--- Start ---

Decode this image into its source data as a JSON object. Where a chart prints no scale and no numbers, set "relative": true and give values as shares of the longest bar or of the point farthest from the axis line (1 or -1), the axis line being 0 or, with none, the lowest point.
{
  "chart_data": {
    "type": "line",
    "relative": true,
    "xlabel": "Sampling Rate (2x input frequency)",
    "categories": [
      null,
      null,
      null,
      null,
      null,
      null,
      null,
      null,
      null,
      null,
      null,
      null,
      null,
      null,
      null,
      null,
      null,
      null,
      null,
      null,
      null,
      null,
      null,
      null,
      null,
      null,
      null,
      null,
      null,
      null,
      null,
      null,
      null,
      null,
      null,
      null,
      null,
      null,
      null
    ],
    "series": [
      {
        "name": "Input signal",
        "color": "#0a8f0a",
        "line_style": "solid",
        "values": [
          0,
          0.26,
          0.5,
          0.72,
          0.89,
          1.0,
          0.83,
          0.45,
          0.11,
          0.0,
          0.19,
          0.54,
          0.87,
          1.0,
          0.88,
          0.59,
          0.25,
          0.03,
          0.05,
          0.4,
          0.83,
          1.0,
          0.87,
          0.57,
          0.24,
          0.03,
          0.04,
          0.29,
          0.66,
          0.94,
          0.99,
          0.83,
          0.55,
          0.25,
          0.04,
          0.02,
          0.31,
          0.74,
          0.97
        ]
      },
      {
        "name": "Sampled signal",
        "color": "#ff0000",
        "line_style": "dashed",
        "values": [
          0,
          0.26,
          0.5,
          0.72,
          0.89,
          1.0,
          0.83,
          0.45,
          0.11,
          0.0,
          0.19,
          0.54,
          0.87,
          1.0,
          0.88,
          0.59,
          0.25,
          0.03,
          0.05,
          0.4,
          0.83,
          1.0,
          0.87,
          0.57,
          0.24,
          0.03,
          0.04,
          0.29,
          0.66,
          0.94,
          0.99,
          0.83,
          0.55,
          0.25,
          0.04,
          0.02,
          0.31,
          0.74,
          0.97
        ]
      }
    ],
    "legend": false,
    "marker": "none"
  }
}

--- End ---

§ Instructions to follow: Write out every line exactly as it stands.

§ Task answer:
Decode this image into its source data as a JSON object. Where a chart prints no scale and no numbers, set "relative": true and give values as shares of the longest bar or of the point farthest from the axis line (1 or -1), the axis line being 0 or, with none, the lowest point.
{
  "chart_data": {
    "type": "line",
    "relative": true,
    "xlabel": "Sampling Rate (2x input frequency)",
    "categories": [
      null,
      null,
      null,
      null,
      null,
      null,
      null,
      null,
      null,
      null,
      null,
      null,
      null,
      null,
      null,
      null,
      null,
      null,
      null,
      null,
      null,
      null,
      null,
      null,
      null,
      null,
      null,
      null,
      null,
      null,
      null,
      null,
      null,
      null,
      null,
      null,
      null,
      null,
      null
    ],
    "series": [
      {
        "name": "Input signal",
        "color": "#0a8f0a",
        "line_style": "solid",
        "values": [
          0,
          0.26,
          0.5,
          0.72,
          0.89,
          1.0,
          0.83,
          0.45,
          0.11,
          0.0,
          0.19,
          0.54,
          0.87,
          1.0,
          0.88,
          0.59,
          0.25,
          0.03,
          0.05,
          0.4,
          0.83,
          1.0,
          0.87,
          0.57,
          0.24,
          0.03,
          0.04,
          0.29,
          0.66,
          0.94,
          0.99,
          0.83,
          0.55,
          0.25,
          0.04,
          0.02,
          0.31,
          0.74,
          0.97
        ]
      },
      {
        "name": "Sampled signal",
        "color": "#ff0000",
        "line_style": "dashed",
        "values": [
          0,
          0.26,
          0.5,
          0.72,
          0.89,
          1.0,
          0.83,
          0.45,
          0.11,
          0.0,
          0.19,
          0.54,
          0.87,
          1.0,
          0.88,
          0.59,
          0.25,
          0.03,
          0.05,
          0.4,
          0.83,
          1.0,
          0.87,
          0.57,
          0.24,
          0.03,
          0.04,
          0.29,
          0.66,
          0.94,
          0.99,
          0.83,
          0.55,
          0.25,
          0.04,
          0.02,
          0.31,
          0.74,
          0.97
        ]
      }
    ],
    "legend": false,
    "marker": "none"
  }
}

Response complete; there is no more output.